■ RECORDS
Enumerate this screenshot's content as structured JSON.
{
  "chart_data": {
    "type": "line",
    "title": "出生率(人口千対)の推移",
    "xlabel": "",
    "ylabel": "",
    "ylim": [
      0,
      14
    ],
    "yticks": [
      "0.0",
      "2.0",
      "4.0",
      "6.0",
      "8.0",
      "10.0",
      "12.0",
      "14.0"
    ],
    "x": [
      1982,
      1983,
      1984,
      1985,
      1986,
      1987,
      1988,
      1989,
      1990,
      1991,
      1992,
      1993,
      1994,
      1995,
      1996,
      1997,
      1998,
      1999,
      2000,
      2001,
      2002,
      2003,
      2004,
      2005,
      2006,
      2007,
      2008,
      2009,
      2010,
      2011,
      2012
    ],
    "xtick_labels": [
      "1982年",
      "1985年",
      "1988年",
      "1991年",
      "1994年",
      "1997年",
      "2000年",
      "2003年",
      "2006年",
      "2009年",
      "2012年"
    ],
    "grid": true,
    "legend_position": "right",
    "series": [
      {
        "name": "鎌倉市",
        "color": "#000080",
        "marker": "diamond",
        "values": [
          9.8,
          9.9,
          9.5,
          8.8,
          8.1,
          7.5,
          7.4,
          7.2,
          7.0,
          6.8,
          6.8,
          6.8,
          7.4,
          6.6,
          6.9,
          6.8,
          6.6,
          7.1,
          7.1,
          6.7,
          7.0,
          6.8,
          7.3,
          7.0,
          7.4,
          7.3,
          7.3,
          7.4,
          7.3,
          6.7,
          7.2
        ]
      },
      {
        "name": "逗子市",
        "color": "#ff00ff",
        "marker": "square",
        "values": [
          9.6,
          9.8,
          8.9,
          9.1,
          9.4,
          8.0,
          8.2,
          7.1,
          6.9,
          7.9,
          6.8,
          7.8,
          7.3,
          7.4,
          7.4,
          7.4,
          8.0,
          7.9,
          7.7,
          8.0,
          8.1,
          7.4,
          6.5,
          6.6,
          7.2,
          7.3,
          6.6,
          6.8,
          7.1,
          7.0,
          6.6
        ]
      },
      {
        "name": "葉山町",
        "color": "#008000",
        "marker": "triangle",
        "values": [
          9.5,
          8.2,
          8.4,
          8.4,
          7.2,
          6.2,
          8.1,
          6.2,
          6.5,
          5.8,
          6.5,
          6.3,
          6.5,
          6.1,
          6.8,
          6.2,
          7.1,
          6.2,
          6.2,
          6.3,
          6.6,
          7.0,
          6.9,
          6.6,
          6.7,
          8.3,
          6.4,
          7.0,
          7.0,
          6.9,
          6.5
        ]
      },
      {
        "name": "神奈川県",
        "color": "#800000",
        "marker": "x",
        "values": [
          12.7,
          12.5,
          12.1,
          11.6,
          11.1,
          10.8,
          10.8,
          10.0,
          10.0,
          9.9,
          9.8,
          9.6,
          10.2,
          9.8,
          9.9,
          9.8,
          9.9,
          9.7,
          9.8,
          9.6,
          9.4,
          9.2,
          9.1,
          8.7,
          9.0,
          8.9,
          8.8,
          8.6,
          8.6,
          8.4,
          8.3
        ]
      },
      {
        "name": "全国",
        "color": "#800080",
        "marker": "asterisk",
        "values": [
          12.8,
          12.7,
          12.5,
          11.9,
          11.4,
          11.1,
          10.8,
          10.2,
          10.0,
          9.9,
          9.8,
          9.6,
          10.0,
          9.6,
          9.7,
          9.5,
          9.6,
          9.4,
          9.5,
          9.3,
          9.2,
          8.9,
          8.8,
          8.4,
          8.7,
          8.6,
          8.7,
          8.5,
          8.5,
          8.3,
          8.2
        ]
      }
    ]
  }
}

■ TASK TO CARRY OUT
In the listing, find all lines with the string "marker" and copy them.

■ EXERCISE SOLUTION
        "marker": "diamond",
        "marker": "square",
        "marker": "triangle",
        "marker": "x",
        "marker": "asterisk",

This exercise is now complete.